» Your task
Using the material below, copy every line where "Nuevo" appears.

··· Exercise material ···

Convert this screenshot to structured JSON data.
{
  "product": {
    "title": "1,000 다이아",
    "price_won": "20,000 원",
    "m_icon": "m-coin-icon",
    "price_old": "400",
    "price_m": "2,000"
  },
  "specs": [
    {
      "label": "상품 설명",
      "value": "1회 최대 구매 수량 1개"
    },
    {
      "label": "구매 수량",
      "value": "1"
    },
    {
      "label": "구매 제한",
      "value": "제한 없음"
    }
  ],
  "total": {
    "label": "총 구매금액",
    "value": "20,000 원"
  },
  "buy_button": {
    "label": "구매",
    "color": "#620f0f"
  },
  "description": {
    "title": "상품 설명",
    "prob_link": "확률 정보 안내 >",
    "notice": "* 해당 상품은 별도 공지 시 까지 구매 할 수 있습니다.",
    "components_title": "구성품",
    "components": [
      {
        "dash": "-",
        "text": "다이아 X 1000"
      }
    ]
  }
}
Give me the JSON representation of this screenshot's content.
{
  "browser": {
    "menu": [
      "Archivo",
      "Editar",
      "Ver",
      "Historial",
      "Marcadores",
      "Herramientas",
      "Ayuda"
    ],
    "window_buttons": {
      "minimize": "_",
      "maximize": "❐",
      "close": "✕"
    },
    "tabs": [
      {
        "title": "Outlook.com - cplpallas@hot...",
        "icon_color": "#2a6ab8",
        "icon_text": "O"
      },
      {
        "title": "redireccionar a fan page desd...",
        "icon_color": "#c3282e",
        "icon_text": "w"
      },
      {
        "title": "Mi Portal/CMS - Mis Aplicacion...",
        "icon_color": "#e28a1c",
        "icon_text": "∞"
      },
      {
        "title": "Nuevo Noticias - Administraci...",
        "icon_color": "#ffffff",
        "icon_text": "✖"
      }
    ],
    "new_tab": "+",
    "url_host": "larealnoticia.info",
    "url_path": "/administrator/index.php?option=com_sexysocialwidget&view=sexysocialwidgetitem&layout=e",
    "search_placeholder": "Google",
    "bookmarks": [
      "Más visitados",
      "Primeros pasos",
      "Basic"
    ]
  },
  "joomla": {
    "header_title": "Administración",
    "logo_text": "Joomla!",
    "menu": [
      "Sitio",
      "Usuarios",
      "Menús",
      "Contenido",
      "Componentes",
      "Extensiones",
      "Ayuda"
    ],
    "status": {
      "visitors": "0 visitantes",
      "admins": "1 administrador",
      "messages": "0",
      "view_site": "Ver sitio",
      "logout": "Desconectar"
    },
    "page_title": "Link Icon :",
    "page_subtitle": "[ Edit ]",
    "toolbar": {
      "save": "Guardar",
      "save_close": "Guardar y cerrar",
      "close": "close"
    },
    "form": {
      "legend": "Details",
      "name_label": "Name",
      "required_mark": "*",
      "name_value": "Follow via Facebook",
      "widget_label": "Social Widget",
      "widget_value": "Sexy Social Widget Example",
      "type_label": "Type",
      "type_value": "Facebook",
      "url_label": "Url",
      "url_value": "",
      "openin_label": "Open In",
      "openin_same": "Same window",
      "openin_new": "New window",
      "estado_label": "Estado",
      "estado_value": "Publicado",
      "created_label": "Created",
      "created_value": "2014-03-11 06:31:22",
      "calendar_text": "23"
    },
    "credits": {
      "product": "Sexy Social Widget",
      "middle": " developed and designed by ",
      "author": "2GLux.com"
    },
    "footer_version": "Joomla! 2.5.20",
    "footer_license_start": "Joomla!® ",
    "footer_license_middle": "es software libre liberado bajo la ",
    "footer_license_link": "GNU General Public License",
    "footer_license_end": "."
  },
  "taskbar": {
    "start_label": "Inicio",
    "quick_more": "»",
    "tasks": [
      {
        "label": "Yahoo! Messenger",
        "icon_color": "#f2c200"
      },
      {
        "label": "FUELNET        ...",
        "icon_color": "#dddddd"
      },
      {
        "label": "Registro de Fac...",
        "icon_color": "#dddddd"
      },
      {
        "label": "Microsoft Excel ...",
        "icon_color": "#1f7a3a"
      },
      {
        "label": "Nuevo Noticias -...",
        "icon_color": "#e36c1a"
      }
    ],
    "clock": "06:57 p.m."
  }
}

···

» Solution below
        "title": "Nuevo Noticias - Administraci...",
        "label": "Nuevo Noticias -...",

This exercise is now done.